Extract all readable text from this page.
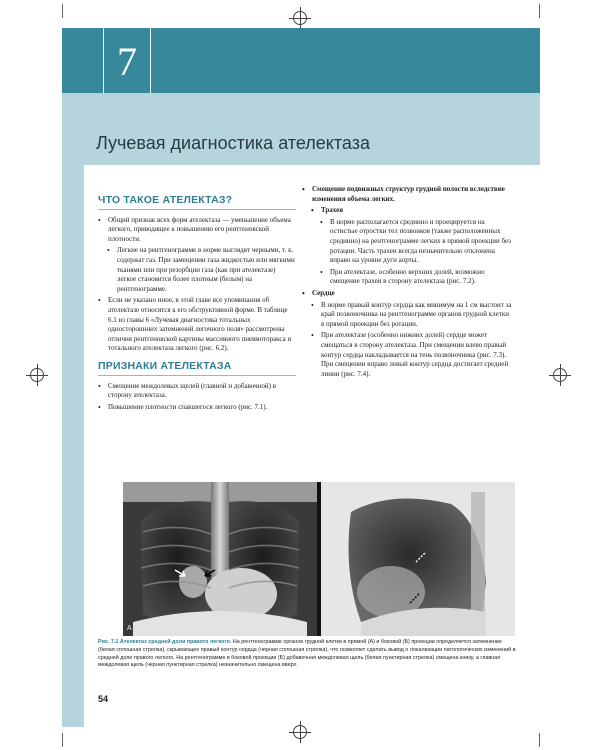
7
Лучевая диагностика ателектаза
ЧТО ТАКОЕ АТЕЛЕКТАЗ?
• Общий признак всех форм ателектаза — уменьшение объема легкого, приводящее к повышению его рентгеновской плотности.
• Легкие на рентгенограмме в норме выглядят черными, т. к. содержат газ. При замещении газа жидкостью или мягкими тканями или при резорбции газа (как при ателектазе) легкое становится более плотным (белым) на рентгенограмме.
• Если не указано иное, в этой главе все упоминания об ателектазе относятся к его обструктивной форме. В таблице 6.1 из главы 6 «Лучевая диагностика тотальных одностороннних затемнений легочного поля» рассмотрены отличия рентгеновской картины массивного пневмоторакса и тотального ателектаза легкого (рис. 6.2).
ПРИЗНАКИ АТЕЛЕКТАЗА
• Смещение междолевых щелей (главной и добавочной) в сторону ателектаза.
• Повышение плотности спавшегося легкого (рис. 7.1).
• Смещение подвижных структур грудной полости вследствие изменения объема легких.
• Трахея
• В норме располагается срединно и проецируется на остистые отростки тел позвонков (также расположенных срединно) на рентгенограмме легких в прямой проекции без ротации. Часть трахеи всегда незначительно отклонена вправо на уровне дуги аорты.
• При ателектазе, особенно верхних долей, возможно смещение трахеи в сторону ателектаза (рис. 7.2).
• Сердце
• В норме правый контур сердца как минимум на 1 см выстоит за край позвоночника на рентгенограмме органов грудной клетки в прямой проекции без ротации.
• При ателектазе (особенно нижних долей) сердце может смещаться в сторону ателектаза. При смещении влево правый контур сердца накладывается на тень позвоночника (рис. 7.3). При смещении вправо левый контур сердца достигает средней линии (рис. 7.4).
А	Б
Рис. 7.1 Ателектаз средней доли правого легкого. На рентгенограмме органов грудной клетки в прямой (А) и боковой (Б) проекции определяется затемнение (белая сплошная стрелка), скрывающее правый контур сердца (черная сплошная стрелка), что позволяет сделать вывод о локализации патологических изменений в средней доле правого легкого. На рентгенограмме в боковой проекции (Б) добавочная междолевая щель (белая пунктирная стрелка) смещена книзу, а главная междолевая щель (черная пунктирная стрелка) незначительно смещена вверх.
54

....

> **OBJECTIVE**: Look through the data above. Each line containing the word "особенно" needs to be copied.

> **PROBLEM SOLUTION**:
• При ателектазе, особенно верхних долей, возможно смещение трахеи в сторону ателектаза (рис. 7.2).
• При ателектазе (особенно нижних долей) сердце может смещаться в сторону ателектаза. При смещении влево правый контур сердца накладывается на тень позвоночника (рис. 7.3). При смещении вправо левый контур сердца достигает средней линии (рис. 7.4).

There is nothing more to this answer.